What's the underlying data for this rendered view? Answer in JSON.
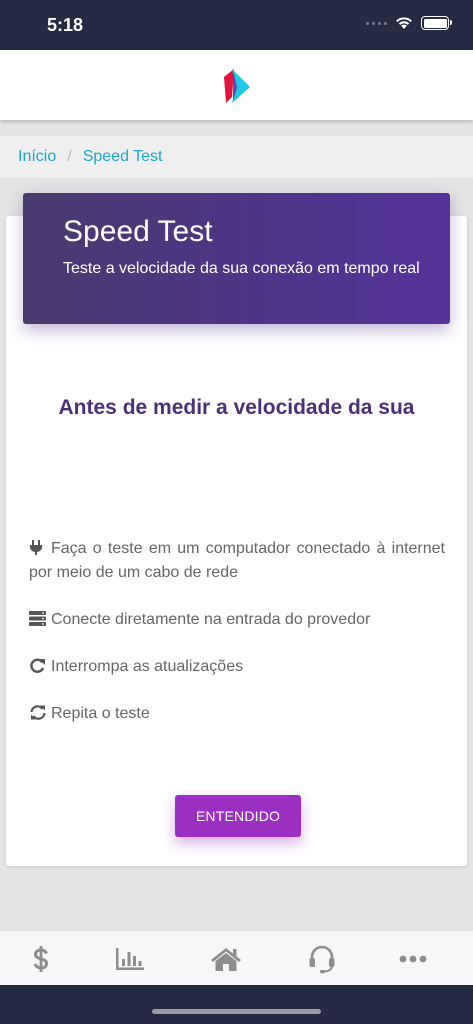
{
  "status_bar": {
    "time": "5:18"
  },
  "breadcrumb": {
    "items": [
      "Início",
      "Speed Test"
    ],
    "separator": "/"
  },
  "hero": {
    "title": "Speed Test",
    "subtitle": "Teste a velocidade da sua conexão em tempo real"
  },
  "main": {
    "heading": "Antes de medir a velocidade da sua",
    "tips": [
      {
        "icon": "plug-icon",
        "text": "Faça o teste em um computador conectado à internet por meio de um cabo de rede"
      },
      {
        "icon": "server-icon",
        "text": "Conecte diretamente na entrada do provedor"
      },
      {
        "icon": "redo-icon",
        "text": "Interrompa as atualizações"
      },
      {
        "icon": "sync-icon",
        "text": "Repita o teste"
      }
    ],
    "button_label": "ENTENDIDO"
  },
  "tabbar": {
    "items": [
      "dollar-icon",
      "chart-icon",
      "home-icon",
      "headset-icon",
      "more-icon"
    ]
  },
  "colors": {
    "accent_purple": "#9b2fc1",
    "heading_purple": "#4d3176",
    "link_cyan": "#1aa7c9",
    "status_bar": "#262a42",
    "icon_gray": "#8d8d8d"
  }
}
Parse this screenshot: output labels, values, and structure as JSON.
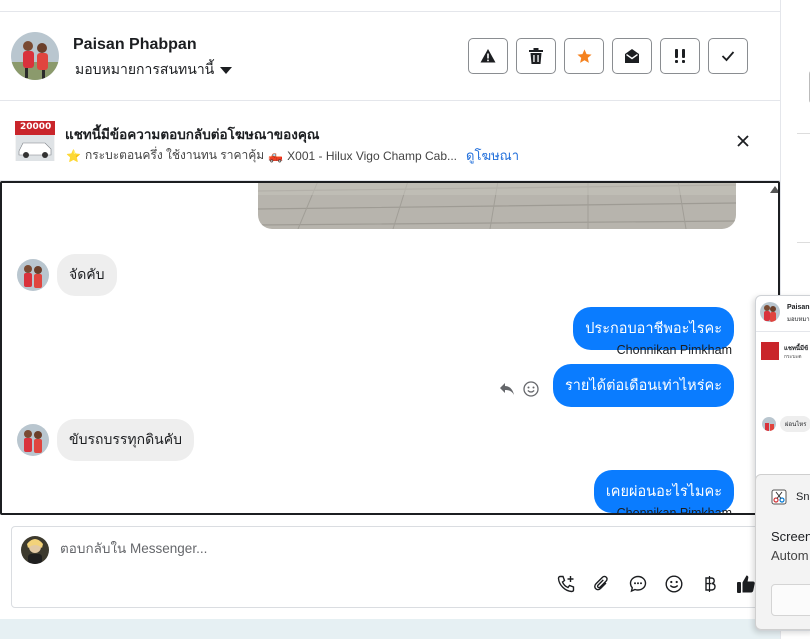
{
  "header": {
    "name": "Paisan Phabpan",
    "assign_label": "มอบหมายการสนทนานี้"
  },
  "actions": [
    {
      "icon": "alert-triangle-icon",
      "name": "spam-button"
    },
    {
      "icon": "trash-icon",
      "name": "delete-button"
    },
    {
      "icon": "star-icon",
      "name": "star-button",
      "color": "#f5821f"
    },
    {
      "icon": "envelope-open-icon",
      "name": "mark-unread-button"
    },
    {
      "icon": "priority-icon",
      "name": "follow-up-button"
    },
    {
      "icon": "check-icon",
      "name": "mark-done-button"
    }
  ],
  "ad": {
    "title": "แชทนี้มีข้อความตอบกลับต่อโฆษณาของคุณ",
    "star": "⭐",
    "subtitle_part1": "กระบะตอนครึ่ง ใช้งานทน ราคาคุ้ม",
    "truck": "🛻",
    "subtitle_part2": "X001 - Hilux Vigo Champ Cab...",
    "link": "ดูโฆษณา",
    "thumb_price": "20000"
  },
  "messages": {
    "in1": "จัดคับ",
    "out1": "ประกอบอาชีพอะไรคะ",
    "sender1": "Chonnikan Pimkham",
    "out2": "รายได้ต่อเดือนเท่าไหร่คะ",
    "in2": "ขับรถบรรทุกดินคับ",
    "out3": "เคยผ่อนอะไรไมคะ",
    "sender2": "Chonnikan Pimkham"
  },
  "composer": {
    "placeholder": "ตอบกลับใน Messenger..."
  },
  "popup": {
    "name": "Paisan",
    "assign": "มอบหมา",
    "ad_title": "แชทนี้มีข้",
    "ad_sub": "กระบะต",
    "msg": "ผ่อนไหร"
  },
  "snip": {
    "title": "Sni",
    "line1": "Screen",
    "line2": "Autom"
  },
  "colors": {
    "accent": "#0a7cff",
    "link": "#216fdb",
    "star": "#f5821f"
  }
}
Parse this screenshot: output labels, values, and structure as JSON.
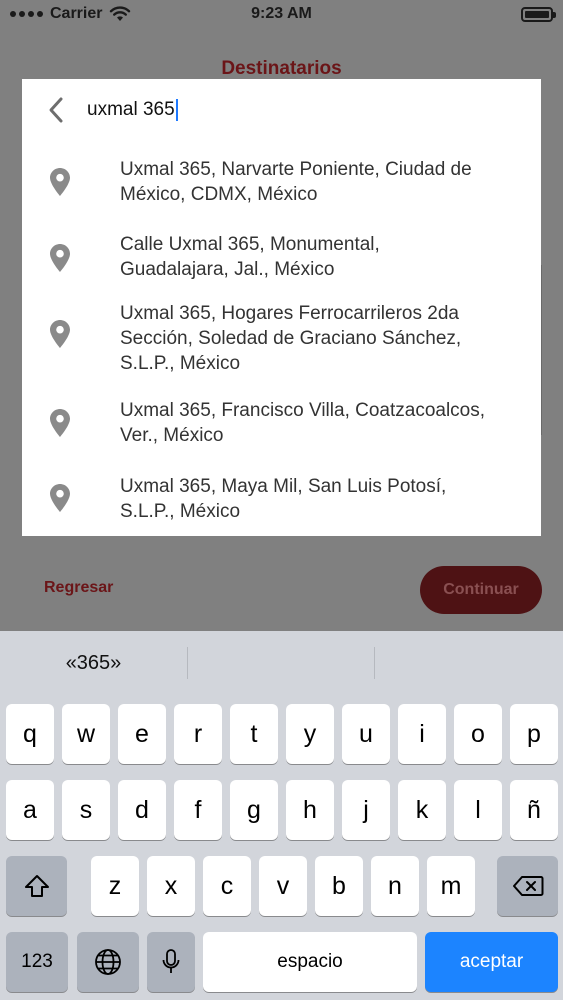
{
  "status_bar": {
    "carrier": "Carrier",
    "time": "9:23 AM"
  },
  "background": {
    "title": "Destinatarios",
    "back_label": "Regresar",
    "continue_label": "Continuar"
  },
  "search": {
    "query": "uxmal 365"
  },
  "results": [
    {
      "line1": "Uxmal 365, Narvarte Poniente, Ciudad de",
      "line2": "México, CDMX, México",
      "line3": ""
    },
    {
      "line1": "Calle Uxmal 365, Monumental,",
      "line2": "Guadalajara, Jal., México",
      "line3": ""
    },
    {
      "line1": "Uxmal 365, Hogares Ferrocarrileros 2da",
      "line2": "Sección, Soledad de Graciano Sánchez,",
      "line3": "S.L.P., México"
    },
    {
      "line1": "Uxmal 365, Francisco Villa, Coatzacoalcos,",
      "line2": "Ver., México",
      "line3": ""
    },
    {
      "line1": "Uxmal 365, Maya Mil, San Luis Potosí,",
      "line2": "S.L.P., México",
      "line3": ""
    }
  ],
  "keyboard": {
    "suggestions": [
      "«365»",
      "",
      ""
    ],
    "row1": [
      "q",
      "w",
      "e",
      "r",
      "t",
      "y",
      "u",
      "i",
      "o",
      "p"
    ],
    "row2": [
      "a",
      "s",
      "d",
      "f",
      "g",
      "h",
      "j",
      "k",
      "l",
      "ñ"
    ],
    "row3": [
      "z",
      "x",
      "c",
      "v",
      "b",
      "n",
      "m"
    ],
    "numbers_label": "123",
    "space_label": "espacio",
    "return_label": "aceptar",
    "icons": {
      "shift": "shift-icon",
      "delete": "backspace-icon",
      "globe": "globe-icon",
      "mic": "microphone-icon"
    }
  },
  "colors": {
    "accent_dark_red": "#6b1518",
    "keyboard_bg": "#d2d5db",
    "return_key": "#1c84ff",
    "overlay": "#808080"
  }
}
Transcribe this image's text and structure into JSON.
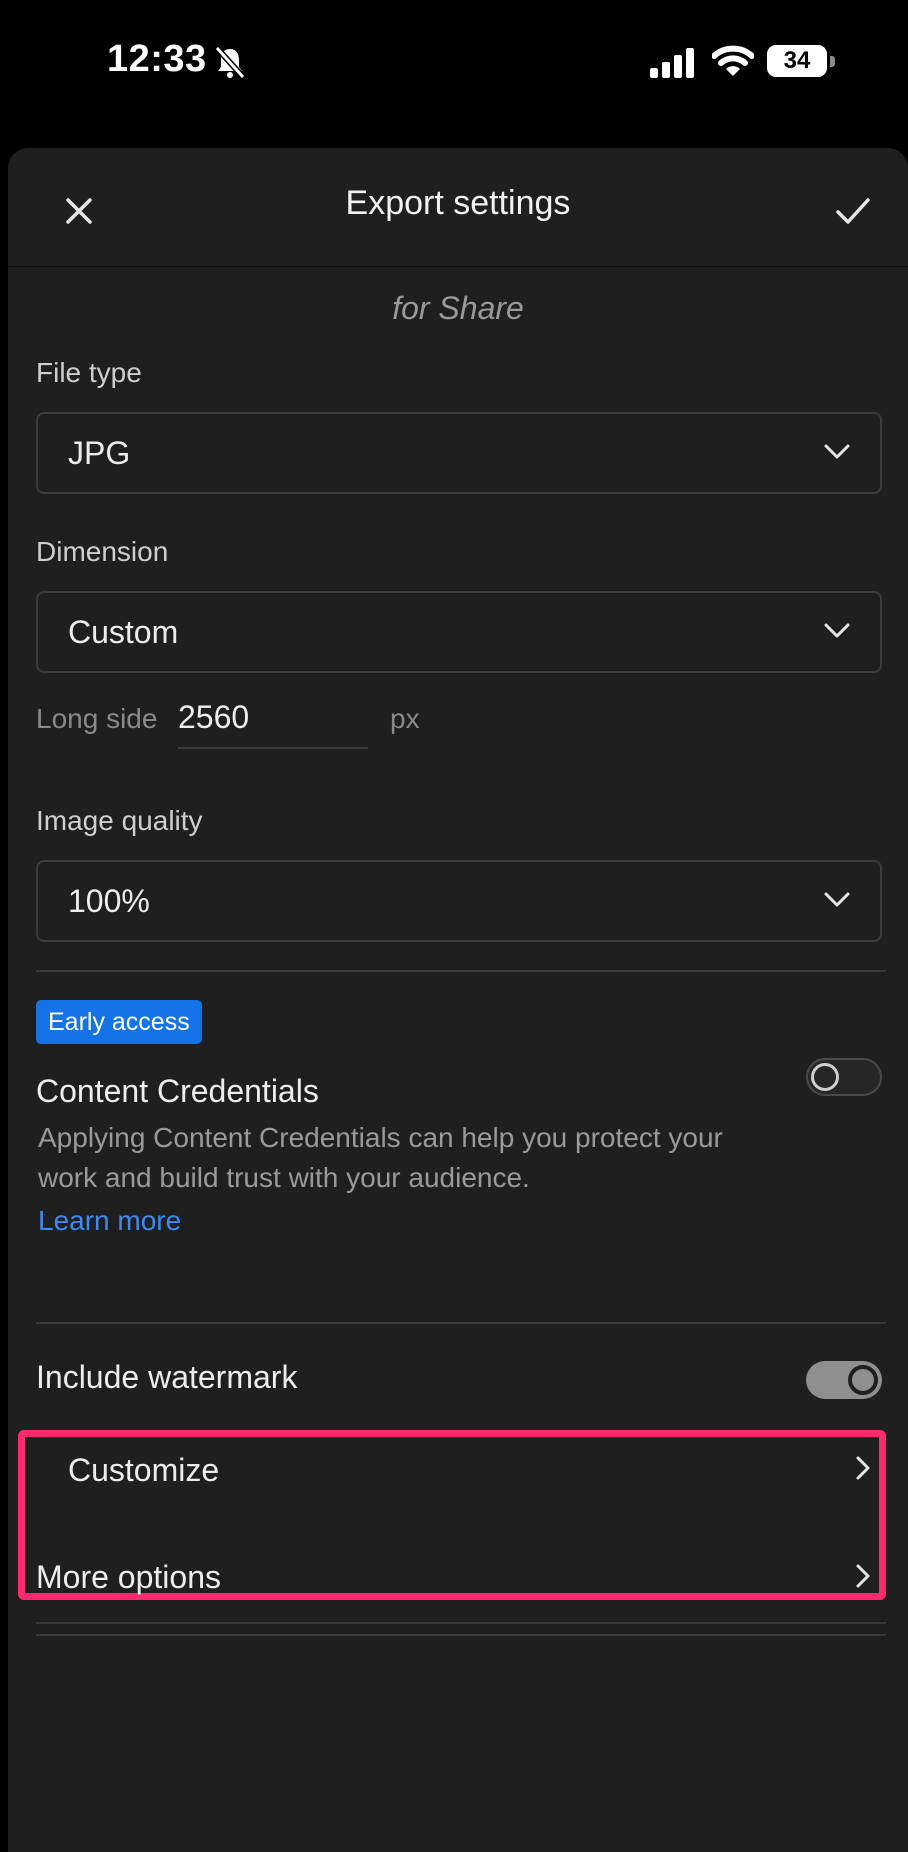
{
  "status_bar": {
    "time": "12:33",
    "battery": "34",
    "icons": [
      "bell-slash-icon",
      "cellular-signal-icon",
      "wifi-icon",
      "battery-icon"
    ]
  },
  "header": {
    "title": "Export settings",
    "close_icon": "close-icon",
    "confirm_icon": "checkmark-icon"
  },
  "subtitle": "for Share",
  "file_type": {
    "label": "File type",
    "value": "JPG"
  },
  "dimension": {
    "label": "Dimension",
    "value": "Custom"
  },
  "long_side": {
    "label": "Long side",
    "value": "2560",
    "unit": "px"
  },
  "image_quality": {
    "label": "Image quality",
    "value": "100%"
  },
  "content_credentials": {
    "badge": "Early access",
    "title": "Content Credentials",
    "enabled": false,
    "description": "Applying Content Credentials can help you protect your work and build trust with your audience.",
    "learn_more": "Learn more"
  },
  "watermark": {
    "title": "Include watermark",
    "enabled": true,
    "customize_label": "Customize"
  },
  "more_options": "More options",
  "colors": {
    "background": "#1f1f1f",
    "accent_blue": "#1473e6",
    "link_blue": "#3a8bf5",
    "highlight_pink": "#ff2a6d"
  }
}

* [Given request]
Strip out the images, then output the records above word for word.

* [Problem solution]
What's the underlying data for this rendered view? Answer in JSON.
{
  "status_bar": {
    "time": "5:18"
  },
  "breadcrumb": {
    "items": [
      "Início",
      "Speed Test"
    ],
    "separator": "/"
  },
  "hero": {
    "title": "Speed Test",
    "subtitle": "Teste a velocidade da sua conexão em tempo real"
  },
  "main": {
    "heading": "Antes de medir a velocidade da sua",
    "tips": [
      {
        "icon": "plug-icon",
        "text": "Faça o teste em um computador conectado à internet por meio de um cabo de rede"
      },
      {
        "icon": "server-icon",
        "text": "Conecte diretamente na entrada do provedor"
      },
      {
        "icon": "redo-icon",
        "text": "Interrompa as atualizações"
      },
      {
        "icon": "sync-icon",
        "text": "Repita o teste"
      }
    ],
    "button_label": "ENTENDIDO"
  },
  "tabbar": {
    "items": [
      "dollar-icon",
      "chart-icon",
      "home-icon",
      "headset-icon",
      "more-icon"
    ]
  },
  "colors": {
    "accent_purple": "#9b2fc1",
    "heading_purple": "#4d3176",
    "link_cyan": "#1aa7c9",
    "status_bar": "#262a42",
    "icon_gray": "#8d8d8d"
  }
}
Parse this screenshot: output labels, values, and structure as JSON.
{
  "header": {
    "name": "Paisan Phabpan",
    "assign_label": "มอบหมายการสนทนานี้"
  },
  "actions": [
    {
      "icon": "alert-triangle-icon",
      "name": "spam-button"
    },
    {
      "icon": "trash-icon",
      "name": "delete-button"
    },
    {
      "icon": "star-icon",
      "name": "star-button",
      "color": "#f5821f"
    },
    {
      "icon": "envelope-open-icon",
      "name": "mark-unread-button"
    },
    {
      "icon": "priority-icon",
      "name": "follow-up-button"
    },
    {
      "icon": "check-icon",
      "name": "mark-done-button"
    }
  ],
  "ad": {
    "title": "แชทนี้มีข้อความตอบกลับต่อโฆษณาของคุณ",
    "star": "⭐",
    "subtitle_part1": "กระบะตอนครึ่ง ใช้งานทน ราคาคุ้ม",
    "truck": "🛻",
    "subtitle_part2": "X001 - Hilux Vigo Champ Cab...",
    "link": "ดูโฆษณา",
    "thumb_price": "20000"
  },
  "messages": {
    "in1": "จัดคับ",
    "out1": "ประกอบอาชีพอะไรคะ",
    "sender1": "Chonnikan Pimkham",
    "out2": "รายได้ต่อเดือนเท่าไหร่คะ",
    "in2": "ขับรถบรรทุกดินคับ",
    "out3": "เคยผ่อนอะไรไมคะ",
    "sender2": "Chonnikan Pimkham"
  },
  "composer": {
    "placeholder": "ตอบกลับใน Messenger..."
  },
  "popup": {
    "name": "Paisan",
    "assign": "มอบหมา",
    "ad_title": "แชทนี้มีข้",
    "ad_sub": "กระบะต",
    "msg": "ผ่อนไหร"
  },
  "snip": {
    "title": "Sni",
    "line1": "Screen",
    "line2": "Autom"
  },
  "colors": {
    "accent": "#0a7cff",
    "link": "#216fdb",
    "star": "#f5821f"
  }
}
Parse this screenshot: output labels, values, and structure as JSON.
{
  "status_bar": {
    "carrier": "Carrier",
    "time": "9:23 AM"
  },
  "background": {
    "title": "Destinatarios",
    "back_label": "Regresar",
    "continue_label": "Continuar"
  },
  "search": {
    "query": "uxmal 365"
  },
  "results": [
    {
      "line1": "Uxmal 365, Narvarte Poniente, Ciudad de",
      "line2": "México, CDMX, México",
      "line3": ""
    },
    {
      "line1": "Calle Uxmal 365, Monumental,",
      "line2": "Guadalajara, Jal., México",
      "line3": ""
    },
    {
      "line1": "Uxmal 365, Hogares Ferrocarrileros 2da",
      "line2": "Sección, Soledad de Graciano Sánchez,",
      "line3": "S.L.P., México"
    },
    {
      "line1": "Uxmal 365, Francisco Villa, Coatzacoalcos,",
      "line2": "Ver., México",
      "line3": ""
    },
    {
      "line1": "Uxmal 365, Maya Mil, San Luis Potosí,",
      "line2": "S.L.P., México",
      "line3": ""
    }
  ],
  "keyboard": {
    "suggestions": [
      "«365»",
      "",
      ""
    ],
    "row1": [
      "q",
      "w",
      "e",
      "r",
      "t",
      "y",
      "u",
      "i",
      "o",
      "p"
    ],
    "row2": [
      "a",
      "s",
      "d",
      "f",
      "g",
      "h",
      "j",
      "k",
      "l",
      "ñ"
    ],
    "row3": [
      "z",
      "x",
      "c",
      "v",
      "b",
      "n",
      "m"
    ],
    "numbers_label": "123",
    "space_label": "espacio",
    "return_label": "aceptar",
    "icons": {
      "shift": "shift-icon",
      "delete": "backspace-icon",
      "globe": "globe-icon",
      "mic": "microphone-icon"
    }
  },
  "colors": {
    "accent_dark_red": "#6b1518",
    "keyboard_bg": "#d2d5db",
    "return_key": "#1c84ff",
    "overlay": "#808080"
  }
}
Transcribe this image's text and structure into JSON.
{
  "status_bar": {
    "time": "12:33",
    "battery": "34",
    "icons": [
      "bell-slash-icon",
      "cellular-signal-icon",
      "wifi-icon",
      "battery-icon"
    ]
  },
  "header": {
    "title": "Export settings",
    "close_icon": "close-icon",
    "confirm_icon": "checkmark-icon"
  },
  "subtitle": "for Share",
  "file_type": {
    "label": "File type",
    "value": "JPG"
  },
  "dimension": {
    "label": "Dimension",
    "value": "Custom"
  },
  "long_side": {
    "label": "Long side",
    "value": "2560",
    "unit": "px"
  },
  "image_quality": {
    "label": "Image quality",
    "value": "100%"
  },
  "content_credentials": {
    "badge": "Early access",
    "title": "Content Credentials",
    "enabled": false,
    "description": "Applying Content Credentials can help you protect your work and build trust with your audience.",
    "learn_more": "Learn more"
  },
  "watermark": {
    "title": "Include watermark",
    "enabled": true,
    "customize_label": "Customize"
  },
  "more_options": "More options",
  "colors": {
    "background": "#1f1f1f",
    "accent_blue": "#1473e6",
    "link_blue": "#3a8bf5",
    "highlight_pink": "#ff2a6d"
  }
}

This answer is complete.